Omit any picture, and return the remaining data exactly as written.

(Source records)

************

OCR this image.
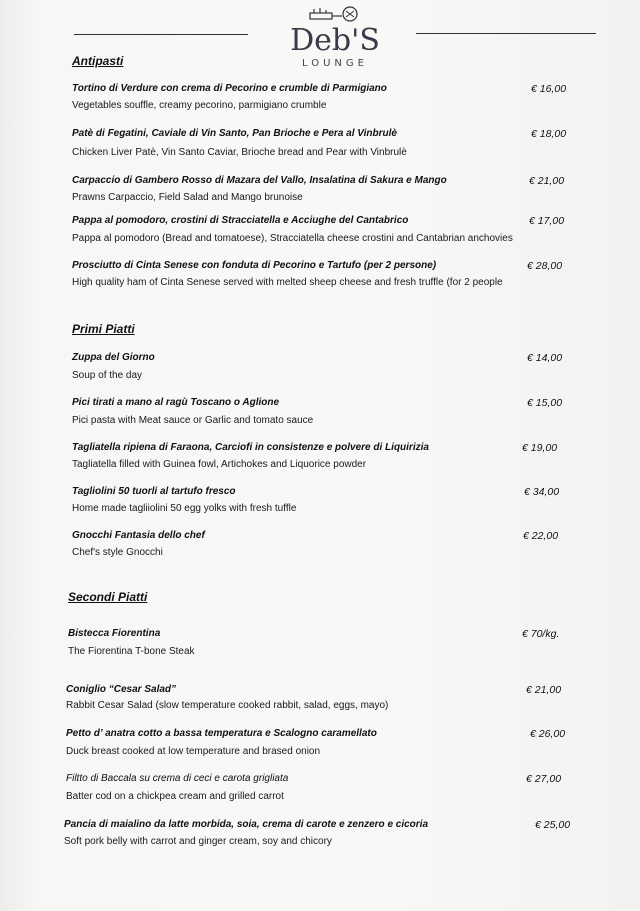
Deb'S
LOUNGE
Antipasti
Tortino di Verdure con crema di Pecorino e crumble di Parmigiano	€ 16,00
Vegetables souffle, creamy pecorino, parmigiano crumble
Patè di Fegatini, Caviale di Vin Santo, Pan Brioche e Pera al Vinbrulè	€ 18,00
Chicken Liver Patè, Vin Santo Caviar, Brioche bread and Pear with Vinbrulè
Carpaccio di Gambero Rosso di Mazara del Vallo, Insalatina di Sakura e Mango	€ 21,00
Prawns Carpaccio, Field Salad and Mango brunoise
Pappa al pomodoro, crostini di Stracciatella e Acciughe del Cantabrico	€ 17,00
Pappa al pomodoro (Bread and tomatoese), Stracciatella cheese crostini and Cantabrian anchovies
Prosciutto di Cinta Senese con fonduta di Pecorino e Tartufo (per 2 persone)	€ 28,00
High quality ham of Cinta Senese served with melted sheep cheese and fresh truffle (for 2 people
Primi Piatti
Zuppa del Giorno	€ 14,00
Soup of the day
Pici tirati a mano al ragù Toscano o Aglione	€ 15,00
Pici pasta with Meat sauce or Garlic and tomato sauce
Tagliatella ripiena di Faraona, Carciofi in consistenze e polvere di Liquirizia	€ 19,00
Tagliatella filled with Guinea fowl, Artichokes and Liquorice powder
Tagliolini 50 tuorli al tartufo fresco	€ 34,00
Home made tagliiolini 50 egg yolks with fresh tuffle
Gnocchi Fantasia dello chef	€ 22,00
Chef's style Gnocchi
Secondi Piatti
Bistecca Fiorentina	€ 70/kg.
The Fiorentina T-bone Steak
Coniglio “Cesar Salad”	€ 21,00
Rabbit Cesar Salad (slow temperature cooked rabbit, salad, eggs, mayo)
Petto d’ anatra cotto a bassa temperatura e Scalogno caramellato	€ 26,00
Duck breast cooked at low temperature and brased onion
Filtto di Baccala su crema di ceci e carota grigliata	€ 27,00
Batter cod on a chickpea cream and grilled carrot
Pancia di maialino da latte morbida, soia, crema di carote e zenzero e cicoria	€ 25,00
Soft pork belly with carrot and ginger cream, soy and chicory
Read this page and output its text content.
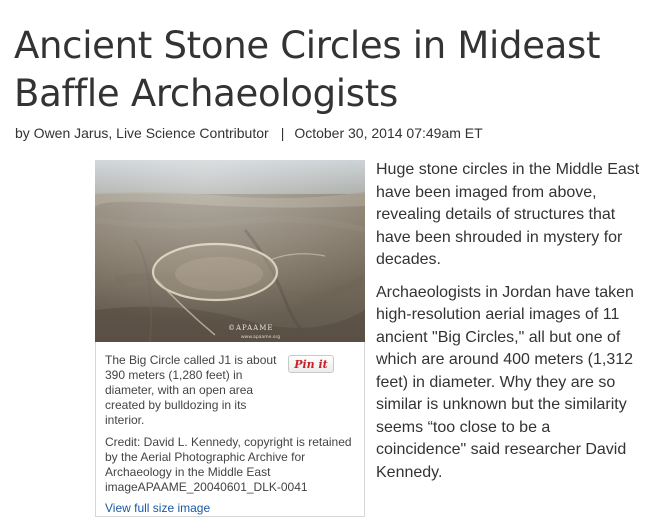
Ancient Stone Circles in Mideast
Baffle Archaeologists
by Owen Jarus, Live Science Contributor | October 30, 2014 07:49am ET
©APAAME
www.apaame.org
Pin it

The Big Circle called J1 is about 390 meters (1,280 feet) in diameter, with an open area created by bulldozing in its interior.

Credit: David L. Kennedy, copyright is retained by the Aerial Photographic Archive for Archaeology in the Middle East imageAPAAME_20040601_DLK-0041

View full size image

Huge stone circles in the Middle East have been imaged from above, revealing details of structures that have been shrouded in mystery for decades.

Archaeologists in Jordan have taken high-resolution aerial images of 11 ancient "Big Circles," all but one of which are around 400 meters (1,312 feet) in diameter. Why they are so similar is unknown but the similarity seems “too close to be a coincidence" said researcher David Kennedy.
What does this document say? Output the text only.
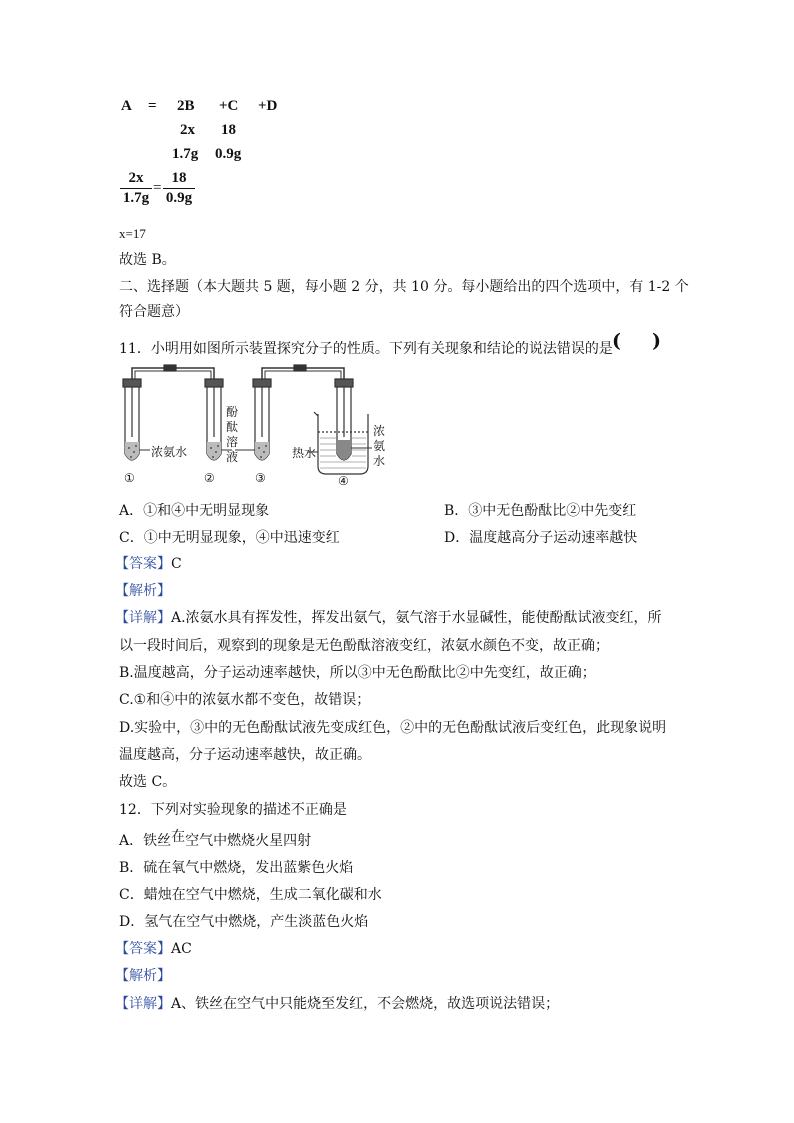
A = 2B +C +D
2x 18
1.7g 0.9g
2x
1.7g
=
18
0.9g
x=17
故选 B。
二、选择题（本大题共 5 题，每小题 2 分，共 10 分。每小题给出的四个选项中，有 1-2 个
符合题意）
11．小明用如图所示装置探究分子的性质。下列有关现象和结论的说法错误的是 ( )
浓氨水
酚
酞
溶
液	热水
浓
氨
水
①	②	③	④
A．①和④中无明显现象	B．③中无色酚酞比②中先变红
C．①中无明显现象，④中迅速变红	D．温度越高分子运动速率越快
【答案】C
【解析】
【详解】A.浓氨水具有挥发性，挥发出氨气，氨气溶于水显碱性，能使酚酞试液变红，所
以一段时间后，观察到的现象是无色酚酞溶液变红，浓氨水颜色不变，故正确；
B.温度越高，分子运动速率越快，所以③中无色酚酞比②中先变红，故正确；
C.①和④中的浓氨水都不变色，故错误；
D.实验中，③中的无色酚酞试液先变成红色，②中的无色酚酞试液后变红色，此现象说明
温度越高，分子运动速率越快，故正确。
故选 C。
12．下列对实验现象的描述不正确是
A．铁丝在空气中燃烧火星四射
B．硫在氧气中燃烧，发出蓝紫色火焰
C．蜡烛在空气中燃烧，生成二氧化碳和水
D．氢气在空气中燃烧，产生淡蓝色火焰
【答案】AC
【解析】
【详解】A、铁丝在空气中只能烧至发红，不会燃烧，故选项说法错误；
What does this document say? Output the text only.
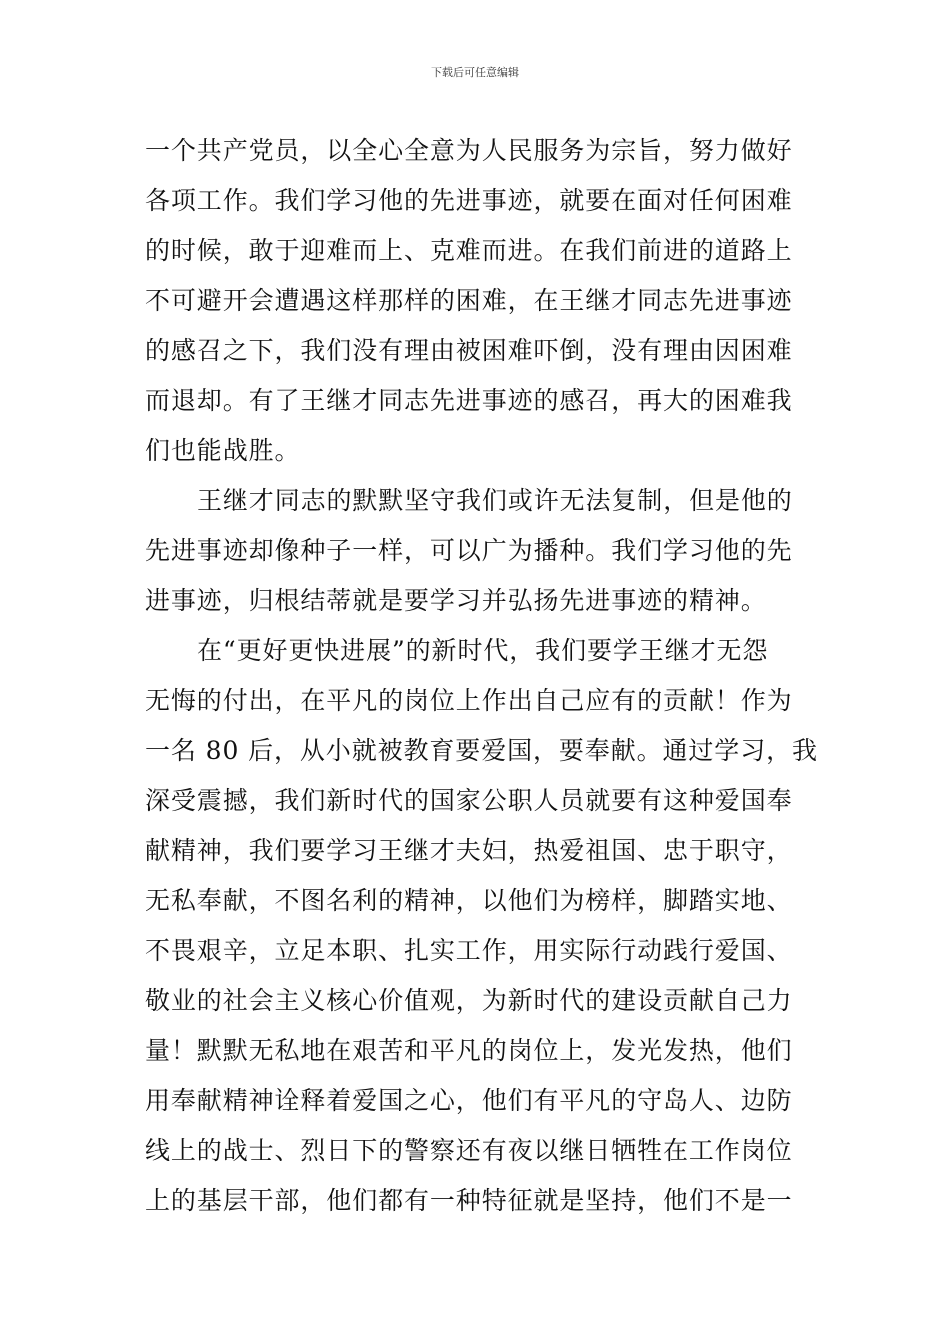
下载后可任意编辑
一个共产党员，以全心全意为人民服务为宗旨，努力做好
各项工作。我们学习他的先进事迹，就要在面对任何困难
的时候，敢于迎难而上、克难而进。在我们前进的道路上
不可避开会遭遇这样那样的困难，在王继才同志先进事迹
的感召之下，我们没有理由被困难吓倒，没有理由因困难
而退却。有了王继才同志先进事迹的感召，再大的困难我
们也能战胜。
王继才同志的默默坚守我们或许无法复制，但是他的
先进事迹却像种子一样，可以广为播种。我们学习他的先
进事迹，归根结蒂就是要学习并弘扬先进事迹的精神。
在“更好更快进展”的新时代，我们要学王继才无怨
无悔的付出，在平凡的岗位上作出自己应有的贡献！作为
一名 80 后，从小就被教育要爱国，要奉献。通过学习，我
深受震撼，我们新时代的国家公职人员就要有这种爱国奉
献精神，我们要学习王继才夫妇，热爱祖国、忠于职守，
无私奉献，不图名利的精神，以他们为榜样，脚踏实地、
不畏艰辛，立足本职、扎实工作，用实际行动践行爱国、
敬业的社会主义核心价值观，为新时代的建设贡献自己力
量！默默无私地在艰苦和平凡的岗位上，发光发热，他们
用奉献精神诠释着爱国之心，他们有平凡的守岛人、边防
线上的战士、烈日下的警察还有夜以继日牺牲在工作岗位
上的基层干部，他们都有一种特征就是坚持，他们不是一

************

→ **CORRECT RESPONSE**:
OCR this image.
Deb'S
LOUNGE
Antipasti
Tortino di Verdure con crema di Pecorino e crumble di Parmigiano	€ 16,00
Vegetables souffle, creamy pecorino, parmigiano crumble
Patè di Fegatini, Caviale di Vin Santo, Pan Brioche e Pera al Vinbrulè	€ 18,00
Chicken Liver Patè, Vin Santo Caviar, Brioche bread and Pear with Vinbrulè
Carpaccio di Gambero Rosso di Mazara del Vallo, Insalatina di Sakura e Mango	€ 21,00
Prawns Carpaccio, Field Salad and Mango brunoise
Pappa al pomodoro, crostini di Stracciatella e Acciughe del Cantabrico	€ 17,00
Pappa al pomodoro (Bread and tomatoese), Stracciatella cheese crostini and Cantabrian anchovies
Prosciutto di Cinta Senese con fonduta di Pecorino e Tartufo (per 2 persone)	€ 28,00
High quality ham of Cinta Senese served with melted sheep cheese and fresh truffle (for 2 people
Primi Piatti
Zuppa del Giorno	€ 14,00
Soup of the day
Pici tirati a mano al ragù Toscano o Aglione	€ 15,00
Pici pasta with Meat sauce or Garlic and tomato sauce
Tagliatella ripiena di Faraona, Carciofi in consistenze e polvere di Liquirizia	€ 19,00
Tagliatella filled with Guinea fowl, Artichokes and Liquorice powder
Tagliolini 50 tuorli al tartufo fresco	€ 34,00
Home made tagliiolini 50 egg yolks with fresh tuffle
Gnocchi Fantasia dello chef	€ 22,00
Chef's style Gnocchi
Secondi Piatti
Bistecca Fiorentina	€ 70/kg.
The Fiorentina T-bone Steak
Coniglio “Cesar Salad”	€ 21,00
Rabbit Cesar Salad (slow temperature cooked rabbit, salad, eggs, mayo)
Petto d’ anatra cotto a bassa temperatura e Scalogno caramellato	€ 26,00
Duck breast cooked at low temperature and brased onion
Filtto di Baccala su crema di ceci e carota grigliata	€ 27,00
Batter cod on a chickpea cream and grilled carrot
Pancia di maialino da latte morbida, soia, crema di carote e zenzero e cicoria	€ 25,00
Soft pork belly with carrot and ginger cream, soy and chicory
Read this page and output its text content.
Ancient Stone Circles in Mideast
Baffle Archaeologists
by Owen Jarus, Live Science Contributor | October 30, 2014 07:49am ET
©APAAME
www.apaame.org
Pin it

The Big Circle called J1 is about 390 meters (1,280 feet) in diameter, with an open area created by bulldozing in its interior.

Credit: David L. Kennedy, copyright is retained by the Aerial Photographic Archive for Archaeology in the Middle East imageAPAAME_20040601_DLK-0041

View full size image

Huge stone circles in the Middle East have been imaged from above, revealing details of structures that have been shrouded in mystery for decades.

Archaeologists in Jordan have taken high-resolution aerial images of 11 ancient "Big Circles," all but one of which are around 400 meters (1,312 feet) in diameter. Why they are so similar is unknown but the similarity seems “too close to be a coincidence" said researcher David Kennedy.
What does this document say? Output the text only.
A = 2B +C +D
2x 18
1.7g 0.9g
2x
1.7g
=
18
0.9g
x=17
故选 B。
二、选择题（本大题共 5 题，每小题 2 分，共 10 分。每小题给出的四个选项中，有 1-2 个
符合题意）
11．小明用如图所示装置探究分子的性质。下列有关现象和结论的说法错误的是 ( )
浓氨水
酚
酞
溶
液	热水
浓
氨
水
①	②	③	④
A．①和④中无明显现象	B．③中无色酚酞比②中先变红
C．①中无明显现象，④中迅速变红	D．温度越高分子运动速率越快
【答案】C
【解析】
【详解】A.浓氨水具有挥发性，挥发出氨气，氨气溶于水显碱性，能使酚酞试液变红，所
以一段时间后，观察到的现象是无色酚酞溶液变红，浓氨水颜色不变，故正确；
B.温度越高，分子运动速率越快，所以③中无色酚酞比②中先变红，故正确；
C.①和④中的浓氨水都不变色，故错误；
D.实验中，③中的无色酚酞试液先变成红色，②中的无色酚酞试液后变红色，此现象说明
温度越高，分子运动速率越快，故正确。
故选 C。
12．下列对实验现象的描述不正确是
A．铁丝在空气中燃烧火星四射
B．硫在氧气中燃烧，发出蓝紫色火焰
C．蜡烛在空气中燃烧，生成二氧化碳和水
D．氢气在空气中燃烧，产生淡蓝色火焰
【答案】AC
【解析】
【详解】A、铁丝在空气中只能烧至发红，不会燃烧，故选项说法错误；
What does this document say? Output the text only.
下载后可任意编辑
一个共产党员，以全心全意为人民服务为宗旨，努力做好
各项工作。我们学习他的先进事迹，就要在面对任何困难
的时候，敢于迎难而上、克难而进。在我们前进的道路上
不可避开会遭遇这样那样的困难，在王继才同志先进事迹
的感召之下，我们没有理由被困难吓倒，没有理由因困难
而退却。有了王继才同志先进事迹的感召，再大的困难我
们也能战胜。
王继才同志的默默坚守我们或许无法复制，但是他的
先进事迹却像种子一样，可以广为播种。我们学习他的先
进事迹，归根结蒂就是要学习并弘扬先进事迹的精神。
在“更好更快进展”的新时代，我们要学王继才无怨
无悔的付出，在平凡的岗位上作出自己应有的贡献！作为
一名 80 后，从小就被教育要爱国，要奉献。通过学习，我
深受震撼，我们新时代的国家公职人员就要有这种爱国奉
献精神，我们要学习王继才夫妇，热爱祖国、忠于职守，
无私奉献，不图名利的精神，以他们为榜样，脚踏实地、
不畏艰辛，立足本职、扎实工作，用实际行动践行爱国、
敬业的社会主义核心价值观，为新时代的建设贡献自己力
量！默默无私地在艰苦和平凡的岗位上，发光发热，他们
用奉献精神诠释着爱国之心，他们有平凡的守岛人、边防
线上的战士、烈日下的警察还有夜以继日牺牲在工作岗位
上的基层干部，他们都有一种特征就是坚持，他们不是一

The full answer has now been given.